[Dataset entries on figures]
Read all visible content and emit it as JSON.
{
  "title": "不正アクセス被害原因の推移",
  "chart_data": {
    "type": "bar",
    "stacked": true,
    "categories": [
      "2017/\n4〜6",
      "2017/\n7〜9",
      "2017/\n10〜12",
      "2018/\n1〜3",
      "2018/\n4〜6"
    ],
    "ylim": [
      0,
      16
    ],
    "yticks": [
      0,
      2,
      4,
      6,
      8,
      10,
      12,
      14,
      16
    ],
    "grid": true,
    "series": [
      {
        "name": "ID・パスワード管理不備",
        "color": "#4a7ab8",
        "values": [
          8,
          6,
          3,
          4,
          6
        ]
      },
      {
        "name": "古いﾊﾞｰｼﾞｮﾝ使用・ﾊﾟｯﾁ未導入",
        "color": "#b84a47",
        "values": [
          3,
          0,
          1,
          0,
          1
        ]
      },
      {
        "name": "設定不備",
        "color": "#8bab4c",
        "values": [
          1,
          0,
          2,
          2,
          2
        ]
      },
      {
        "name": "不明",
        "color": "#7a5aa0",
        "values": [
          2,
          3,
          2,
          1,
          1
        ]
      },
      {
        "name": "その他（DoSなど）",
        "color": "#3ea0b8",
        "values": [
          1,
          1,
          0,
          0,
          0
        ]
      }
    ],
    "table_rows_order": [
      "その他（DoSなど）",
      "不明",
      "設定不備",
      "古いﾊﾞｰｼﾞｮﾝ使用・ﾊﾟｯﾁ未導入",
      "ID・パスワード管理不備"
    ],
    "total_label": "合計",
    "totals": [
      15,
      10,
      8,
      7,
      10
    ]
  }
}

*WRITTEN TASK*:
Search the records above for the string "古いﾊﾞｰｼﾞｮﾝ使用". Copy every line that contains it.

*EXERCISE OUTPUT*:
        "name": "古いﾊﾞｰｼﾞｮﾝ使用・ﾊﾟｯﾁ未導入",
      "古いﾊﾞｰｼﾞｮﾝ使用・ﾊﾟｯﾁ未導入",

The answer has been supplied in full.